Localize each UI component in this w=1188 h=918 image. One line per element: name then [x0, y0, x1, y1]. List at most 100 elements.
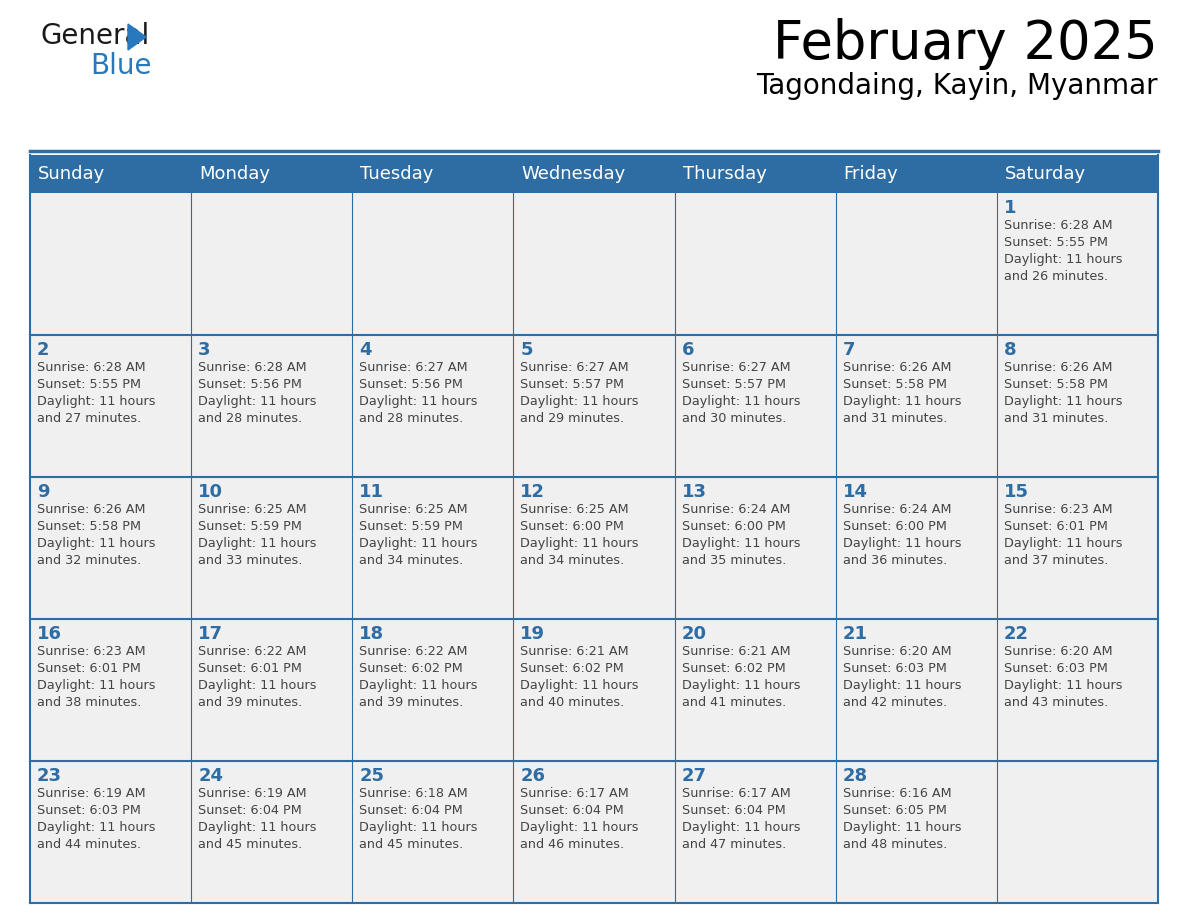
Text: Sunrise: 6:17 AM: Sunrise: 6:17 AM	[682, 787, 790, 800]
Bar	[30, 477, 191, 619]
Text: Sunrise: 6:24 AM: Sunrise: 6:24 AM	[682, 503, 790, 516]
Text: 23: 23	[37, 767, 62, 785]
Text: Daylight: 11 hours: Daylight: 11 hours	[682, 537, 800, 550]
Text: Sunrise: 6:25 AM: Sunrise: 6:25 AM	[520, 503, 630, 516]
Text: 18: 18	[359, 625, 385, 643]
Bar	[353, 193, 513, 335]
Bar	[835, 619, 997, 761]
Text: 4: 4	[359, 341, 372, 359]
Text: Daylight: 11 hours: Daylight: 11 hours	[520, 679, 639, 692]
Text: Sunrise: 6:25 AM: Sunrise: 6:25 AM	[198, 503, 307, 516]
Text: Sunrise: 6:23 AM: Sunrise: 6:23 AM	[37, 645, 146, 658]
Text: Sunrise: 6:20 AM: Sunrise: 6:20 AM	[1004, 645, 1112, 658]
Text: 14: 14	[842, 483, 867, 501]
Bar	[30, 193, 191, 335]
Text: Sunday: Sunday	[38, 165, 106, 183]
Text: Sunset: 5:57 PM: Sunset: 5:57 PM	[520, 378, 625, 391]
Text: 22: 22	[1004, 625, 1029, 643]
Bar	[191, 193, 353, 335]
Bar	[513, 761, 675, 903]
Text: Sunrise: 6:27 AM: Sunrise: 6:27 AM	[359, 361, 468, 374]
Bar	[675, 477, 835, 619]
Text: Daylight: 11 hours: Daylight: 11 hours	[359, 679, 478, 692]
Text: Daylight: 11 hours: Daylight: 11 hours	[842, 537, 961, 550]
Text: and 26 minutes.: and 26 minutes.	[1004, 270, 1108, 283]
Text: and 48 minutes.: and 48 minutes.	[842, 838, 947, 851]
Text: Sunrise: 6:24 AM: Sunrise: 6:24 AM	[842, 503, 952, 516]
Text: and 37 minutes.: and 37 minutes.	[1004, 554, 1108, 567]
Text: Sunrise: 6:20 AM: Sunrise: 6:20 AM	[842, 645, 952, 658]
Bar	[997, 335, 1158, 477]
Bar	[675, 193, 835, 335]
Text: Daylight: 11 hours: Daylight: 11 hours	[520, 395, 639, 408]
Text: Sunrise: 6:17 AM: Sunrise: 6:17 AM	[520, 787, 630, 800]
Bar	[997, 193, 1158, 335]
Text: Daylight: 11 hours: Daylight: 11 hours	[682, 395, 800, 408]
Bar	[30, 761, 191, 903]
Bar	[191, 619, 353, 761]
Bar	[835, 761, 997, 903]
Text: 24: 24	[198, 767, 223, 785]
Text: Sunrise: 6:21 AM: Sunrise: 6:21 AM	[520, 645, 630, 658]
Text: Sunset: 6:01 PM: Sunset: 6:01 PM	[1004, 520, 1107, 533]
Text: Sunset: 6:02 PM: Sunset: 6:02 PM	[359, 662, 463, 675]
Text: Daylight: 11 hours: Daylight: 11 hours	[682, 821, 800, 834]
Text: and 41 minutes.: and 41 minutes.	[682, 696, 785, 709]
Bar	[30, 155, 1158, 193]
Text: Tuesday: Tuesday	[360, 165, 434, 183]
Text: Thursday: Thursday	[683, 165, 766, 183]
Text: 15: 15	[1004, 483, 1029, 501]
Text: Sunset: 6:03 PM: Sunset: 6:03 PM	[842, 662, 947, 675]
Text: 19: 19	[520, 625, 545, 643]
Bar	[353, 335, 513, 477]
Bar	[675, 619, 835, 761]
Text: Sunrise: 6:23 AM: Sunrise: 6:23 AM	[1004, 503, 1112, 516]
Polygon shape	[128, 24, 146, 50]
Text: Friday: Friday	[843, 165, 898, 183]
Text: Daylight: 11 hours: Daylight: 11 hours	[198, 679, 317, 692]
Text: and 31 minutes.: and 31 minutes.	[1004, 412, 1108, 425]
Text: and 34 minutes.: and 34 minutes.	[359, 554, 463, 567]
Bar	[513, 619, 675, 761]
Text: Sunset: 6:00 PM: Sunset: 6:00 PM	[520, 520, 625, 533]
Text: Sunrise: 6:28 AM: Sunrise: 6:28 AM	[37, 361, 146, 374]
Text: Sunrise: 6:19 AM: Sunrise: 6:19 AM	[198, 787, 307, 800]
Text: and 43 minutes.: and 43 minutes.	[1004, 696, 1108, 709]
Text: Sunset: 5:58 PM: Sunset: 5:58 PM	[842, 378, 947, 391]
Text: 6: 6	[682, 341, 694, 359]
Text: 28: 28	[842, 767, 868, 785]
Text: Sunset: 6:01 PM: Sunset: 6:01 PM	[37, 662, 141, 675]
Text: and 34 minutes.: and 34 minutes.	[520, 554, 625, 567]
Bar	[997, 619, 1158, 761]
Text: Tagondaing, Kayin, Myanmar: Tagondaing, Kayin, Myanmar	[757, 72, 1158, 100]
Text: and 35 minutes.: and 35 minutes.	[682, 554, 786, 567]
Text: and 31 minutes.: and 31 minutes.	[842, 412, 947, 425]
Text: Daylight: 11 hours: Daylight: 11 hours	[359, 395, 478, 408]
Text: 5: 5	[520, 341, 533, 359]
Text: Sunset: 6:04 PM: Sunset: 6:04 PM	[682, 804, 785, 817]
Text: 11: 11	[359, 483, 384, 501]
Text: Daylight: 11 hours: Daylight: 11 hours	[37, 537, 156, 550]
Text: Daylight: 11 hours: Daylight: 11 hours	[842, 395, 961, 408]
Text: 3: 3	[198, 341, 210, 359]
Text: Sunrise: 6:27 AM: Sunrise: 6:27 AM	[520, 361, 630, 374]
Text: and 45 minutes.: and 45 minutes.	[359, 838, 463, 851]
Text: Sunset: 5:57 PM: Sunset: 5:57 PM	[682, 378, 785, 391]
Text: Sunset: 5:55 PM: Sunset: 5:55 PM	[1004, 236, 1108, 249]
Bar	[513, 193, 675, 335]
Text: Sunset: 5:58 PM: Sunset: 5:58 PM	[37, 520, 141, 533]
Text: Sunset: 6:00 PM: Sunset: 6:00 PM	[842, 520, 947, 533]
Text: Sunset: 5:58 PM: Sunset: 5:58 PM	[1004, 378, 1108, 391]
Text: and 44 minutes.: and 44 minutes.	[37, 838, 141, 851]
Bar	[353, 619, 513, 761]
Bar	[353, 477, 513, 619]
Bar	[30, 335, 191, 477]
Text: Sunrise: 6:28 AM: Sunrise: 6:28 AM	[1004, 219, 1112, 232]
Text: Daylight: 11 hours: Daylight: 11 hours	[359, 821, 478, 834]
Bar	[997, 477, 1158, 619]
Bar	[997, 761, 1158, 903]
Text: Sunset: 6:04 PM: Sunset: 6:04 PM	[198, 804, 302, 817]
Text: Sunrise: 6:26 AM: Sunrise: 6:26 AM	[37, 503, 145, 516]
Text: 1: 1	[1004, 199, 1017, 217]
Bar	[513, 335, 675, 477]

================

Requirements:
Revise every row above by replacing "Daylight" with "Day length" wherever it appears, leaving everything else unchanged. Omit the pictures from your answer.

Written solution:
Localize each UI component in this w=1188 h=918 image. One line per element: name then [x0, y0, x1, y1]. List at most 100 elements.
Text: Sunrise: 6:17 AM: Sunrise: 6:17 AM	[682, 787, 790, 800]
Bar	[30, 477, 191, 619]
Text: Sunrise: 6:24 AM: Sunrise: 6:24 AM	[682, 503, 790, 516]
Text: 23: 23	[37, 767, 62, 785]
Text: Day length: 11 hours: Day length: 11 hours	[682, 537, 800, 550]
Text: Sunrise: 6:25 AM: Sunrise: 6:25 AM	[520, 503, 630, 516]
Text: 18: 18	[359, 625, 385, 643]
Bar	[353, 193, 513, 335]
Bar	[835, 619, 997, 761]
Text: 4: 4	[359, 341, 372, 359]
Text: Day length: 11 hours: Day length: 11 hours	[520, 679, 639, 692]
Text: Sunrise: 6:25 AM: Sunrise: 6:25 AM	[198, 503, 307, 516]
Text: Sunrise: 6:23 AM: Sunrise: 6:23 AM	[37, 645, 146, 658]
Text: Sunrise: 6:20 AM: Sunrise: 6:20 AM	[1004, 645, 1112, 658]
Text: 14: 14	[842, 483, 867, 501]
Bar	[30, 193, 191, 335]
Text: Sunday: Sunday	[38, 165, 106, 183]
Text: Sunset: 5:57 PM: Sunset: 5:57 PM	[520, 378, 625, 391]
Text: 22: 22	[1004, 625, 1029, 643]
Bar	[191, 193, 353, 335]
Bar	[513, 761, 675, 903]
Text: Sunrise: 6:27 AM: Sunrise: 6:27 AM	[359, 361, 468, 374]
Bar	[675, 477, 835, 619]
Text: Day length: 11 hours: Day length: 11 hours	[359, 679, 478, 692]
Text: Day length: 11 hours: Day length: 11 hours	[842, 537, 961, 550]
Text: and 26 minutes.: and 26 minutes.	[1004, 270, 1108, 283]
Text: and 48 minutes.: and 48 minutes.	[842, 838, 947, 851]
Text: Sunrise: 6:24 AM: Sunrise: 6:24 AM	[842, 503, 952, 516]
Text: and 37 minutes.: and 37 minutes.	[1004, 554, 1108, 567]
Text: Sunrise: 6:20 AM: Sunrise: 6:20 AM	[842, 645, 952, 658]
Bar	[997, 335, 1158, 477]
Bar	[675, 193, 835, 335]
Text: Day length: 11 hours: Day length: 11 hours	[520, 395, 639, 408]
Text: Sunrise: 6:17 AM: Sunrise: 6:17 AM	[520, 787, 630, 800]
Bar	[997, 193, 1158, 335]
Text: Day length: 11 hours: Day length: 11 hours	[682, 395, 800, 408]
Bar	[30, 761, 191, 903]
Bar	[191, 619, 353, 761]
Bar	[835, 761, 997, 903]
Text: 24: 24	[198, 767, 223, 785]
Text: Sunrise: 6:21 AM: Sunrise: 6:21 AM	[520, 645, 630, 658]
Text: Sunset: 6:01 PM: Sunset: 6:01 PM	[1004, 520, 1107, 533]
Text: Sunset: 6:02 PM: Sunset: 6:02 PM	[359, 662, 463, 675]
Text: Day length: 11 hours: Day length: 11 hours	[682, 821, 800, 834]
Text: and 41 minutes.: and 41 minutes.	[682, 696, 785, 709]
Bar	[30, 155, 1158, 193]
Text: Tuesday: Tuesday	[360, 165, 434, 183]
Text: Thursday: Thursday	[683, 165, 766, 183]
Text: 15: 15	[1004, 483, 1029, 501]
Text: Sunset: 6:03 PM: Sunset: 6:03 PM	[842, 662, 947, 675]
Text: 19: 19	[520, 625, 545, 643]
Bar	[353, 335, 513, 477]
Bar	[675, 619, 835, 761]
Text: Sunrise: 6:23 AM: Sunrise: 6:23 AM	[1004, 503, 1112, 516]
Polygon shape	[128, 24, 146, 50]
Text: Friday: Friday	[843, 165, 898, 183]
Text: Day length: 11 hours: Day length: 11 hours	[198, 679, 317, 692]
Text: and 31 minutes.: and 31 minutes.	[1004, 412, 1108, 425]
Text: and 34 minutes.: and 34 minutes.	[359, 554, 463, 567]
Bar	[513, 619, 675, 761]
Text: Sunset: 6:00 PM: Sunset: 6:00 PM	[520, 520, 625, 533]
Text: Sunrise: 6:28 AM: Sunrise: 6:28 AM	[37, 361, 146, 374]
Text: Sunrise: 6:19 AM: Sunrise: 6:19 AM	[198, 787, 307, 800]
Text: and 43 minutes.: and 43 minutes.	[1004, 696, 1108, 709]
Text: Sunset: 5:58 PM: Sunset: 5:58 PM	[842, 378, 947, 391]
Text: 6: 6	[682, 341, 694, 359]
Text: 28: 28	[842, 767, 868, 785]
Text: Sunset: 6:01 PM: Sunset: 6:01 PM	[37, 662, 141, 675]
Text: and 34 minutes.: and 34 minutes.	[520, 554, 625, 567]
Bar	[997, 619, 1158, 761]
Text: Tagondaing, Kayin, Myanmar: Tagondaing, Kayin, Myanmar	[757, 72, 1158, 100]
Text: and 35 minutes.: and 35 minutes.	[682, 554, 786, 567]
Text: and 31 minutes.: and 31 minutes.	[842, 412, 947, 425]
Text: Day length: 11 hours: Day length: 11 hours	[359, 395, 478, 408]
Text: 5: 5	[520, 341, 533, 359]
Text: Sunset: 6:04 PM: Sunset: 6:04 PM	[682, 804, 785, 817]
Text: 11: 11	[359, 483, 384, 501]
Text: Day length: 11 hours: Day length: 11 hours	[37, 537, 156, 550]
Text: Day length: 11 hours: Day length: 11 hours	[842, 395, 961, 408]
Text: 3: 3	[198, 341, 210, 359]
Text: Sunrise: 6:27 AM: Sunrise: 6:27 AM	[520, 361, 630, 374]
Text: and 45 minutes.: and 45 minutes.	[359, 838, 463, 851]
Text: Sunset: 5:57 PM: Sunset: 5:57 PM	[682, 378, 785, 391]
Text: Sunset: 5:55 PM: Sunset: 5:55 PM	[1004, 236, 1108, 249]
Bar	[513, 193, 675, 335]
Text: Sunset: 5:58 PM: Sunset: 5:58 PM	[37, 520, 141, 533]
Text: Sunset: 6:00 PM: Sunset: 6:00 PM	[842, 520, 947, 533]
Text: Sunset: 5:58 PM: Sunset: 5:58 PM	[1004, 378, 1108, 391]
Text: and 44 minutes.: and 44 minutes.	[37, 838, 141, 851]
Bar	[353, 619, 513, 761]
Bar	[353, 477, 513, 619]
Bar	[30, 335, 191, 477]
Text: Sunrise: 6:28 AM: Sunrise: 6:28 AM	[1004, 219, 1112, 232]
Text: Day length: 11 hours: Day length: 11 hours	[359, 821, 478, 834]
Bar	[997, 477, 1158, 619]
Bar	[997, 761, 1158, 903]
Text: Sunset: 6:04 PM: Sunset: 6:04 PM	[198, 804, 302, 817]
Text: Sunrise: 6:26 AM: Sunrise: 6:26 AM	[37, 503, 145, 516]
Text: 1: 1	[1004, 199, 1017, 217]
Bar	[513, 335, 675, 477]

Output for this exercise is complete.